ОТРЫВОК =
----

Союзные обвинители твердо придерживались достигнутой договоренности. Так, в своей обвинительной речи Р. Джексон, как и другие обвинители, неоднократно упоминал о многочисленных населенных пунктах в оккупированной Европе, где немцы устраивали казни сотен мирных граждан, но ни разу не упомянул Катынь, где погибли тысячи польских офицеров[347].
В итоге пункт о Катыни в приговоре трибунала не содержался и советская сторона по этому поводу не выразила протеста.
Договоренность между союзниками по ряду проблем, связанных с ходом Нюрнбергского процесса, в то время еще была возможна – ведь «холодная война» только начиналась. Совсем иной оборот катынское дело приняло несколько лет спустя. Западные исследователи нашли убедительные документы, доказывавшие причастность советских властей к этому преступлению. Катынский вопрос использовался как важный фактор «холодной войны».
Так, 18 сентября 1948 г. созданная конгрессом США комиссия Р. Мэддена, состоявшая из демократов и республиканцев, имела задачу расследовать обстоятельства катынского преступления. На одном из ее заседаний были заслушаны и показания К. Скаржинского[348]. Был допрошен и один из американских обвинителей в Нюрнберге Роберт Кемпнер. Его спросили: «Является ли факт, что Советы отказались от обвинения по делу Катыни, однозначным признанием своей вины?» Последовал такой ответ: «Это выглядит весьма примечательно». Затем Кемпнер добавил: «Мы удивились Штамеру, что он принудил тогда Советы отказаться от обвинения по катынскому делу. Это была победа защиты». Бывший главный американский обвинитель в Нюрнберге Джексон сказал, что еще в Нюрнберге он допускал возможность того, что преступление в Катыни совершили советские власти, «поэтому мы и отказались говорить о вине немцев».
Еще более определенно на слушании высказался американский полковник Джон ван Флит, который, как упоминалось выше, будучи в немецком плену, с группой других союзных военнопленных был направлен немцами в Катынь для осмотра могил. Ван Флит сказал: «Я ненавижу немцев, но должен все же констатировать, что они говорили правду». Затем он рассказал, что после возвращения из плена в 1945 г. он передал отчет с этими выводами в американскую контрразведку. Документ был немедленно засекречен «из-за опасения», как было установлено во время слушания в 1952 г., «что в случае его обнародования Советский Союз не вступит в войну против Японии и в Организацию Объединенных Наций»[349].

----

ВЫПОЛНИТЕ ЗАДАНИЯ =
A – Перепишите из отрывка о катынском деле всё, начиная со слов «Союзные обвинители твердо» и вплоть до слов «тысячи польских офицеров[347].».
B – Ответьте по отрывку о катынском деле на следующие вопросы.
(i) Кто, согласно отрывку, погиб в Катыни?
(ii) Кто из американских обвинителей в Нюрнберге был допрошен комиссией Р. Мэддена?
(iii) В каком году Джон ван Флит вернулся из плена?
C – Продолжите отрывок о катынском деле, начав сразу после его последнего предложения.

Данные для анализа макета документа
----

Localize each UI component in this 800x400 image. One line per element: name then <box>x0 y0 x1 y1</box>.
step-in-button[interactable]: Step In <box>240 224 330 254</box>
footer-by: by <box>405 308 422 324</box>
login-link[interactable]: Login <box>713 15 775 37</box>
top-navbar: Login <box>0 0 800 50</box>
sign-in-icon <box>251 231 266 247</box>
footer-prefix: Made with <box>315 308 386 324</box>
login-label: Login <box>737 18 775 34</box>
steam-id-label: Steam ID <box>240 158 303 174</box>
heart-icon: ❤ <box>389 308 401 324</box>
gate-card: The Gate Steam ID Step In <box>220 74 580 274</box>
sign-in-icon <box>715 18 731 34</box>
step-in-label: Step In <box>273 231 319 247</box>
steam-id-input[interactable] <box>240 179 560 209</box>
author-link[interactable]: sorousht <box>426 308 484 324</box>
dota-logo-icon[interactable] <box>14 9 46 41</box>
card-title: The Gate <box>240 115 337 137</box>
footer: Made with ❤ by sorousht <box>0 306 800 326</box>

----

ОТВЕТЫ НА ЗАДАНИЯ =
A –
Союзные обвинители твердо придерживались достигнутой договоренности. Так, в своей обвинительной речи Р. Джексон, как и другие обвинители, неоднократно упоминал о многочисленных населенных пунктах в оккупированной Европе, где немцы устраивали казни сотен мирных граждан, но ни разу не упомянул Катынь, где погибли тысячи польских офицеров[347].

B –
(i) В Катыни погибли тысячи польских офицеров.
(ii) Был допрошен Роберт Кемпнер.
(iii) Он вернулся из плена в 1945 году.

C –
В материалах комиссии имеется и свидетельство смертельно больного Бурденко. В 1946 г. он рассказал своему другу Ольшанскому, бывшему профессору Воронежского университета, уехавшему из СССР на Запад: «Выполняя личное распоряжение Сталина, я отправился в Катынь, где как раз вскрыли могилы… Все тела были погребены четыре года назад. Смерть наступила в 1940 году… Для меня как для врача это очевидный факт, который невозможно поставить под сомнение. Наши товарищи из НКВД совершили большую ошибку»[350].
Завершив работу, в феврале 1952 г. через госдепартамент комиссия направила письмо с принятой резолюцией советскому послу в Вашингтоне А. С. Панюшкину. Подписавший это письмо председатель комиссии Р. Мэдден высказал пожелание получить доказательства относительно преступления в Катыни. Через несколько дней советское посольство вернуло Мэддену его письмо с напоминанием о том, что вопрос был расследован специальной советской комиссией, доказавшей, что Катынь была делом рук гитлеровцев[351]. Спустя год американская комиссия опубликовала полный отчет объемом 2 362 страницы. В нем был детально и убедительно сформулирован вывод: Советский Союз ответствен за гибель тысяч поляков. Делегации всех стран – членов ООН получили по экземпляру этого отчета. Комиссия решила также направить материалы расследования в Международный суд в Гааге. Однако Советский Союз, по данным западных источников, отказался с ним сотрудничать[352].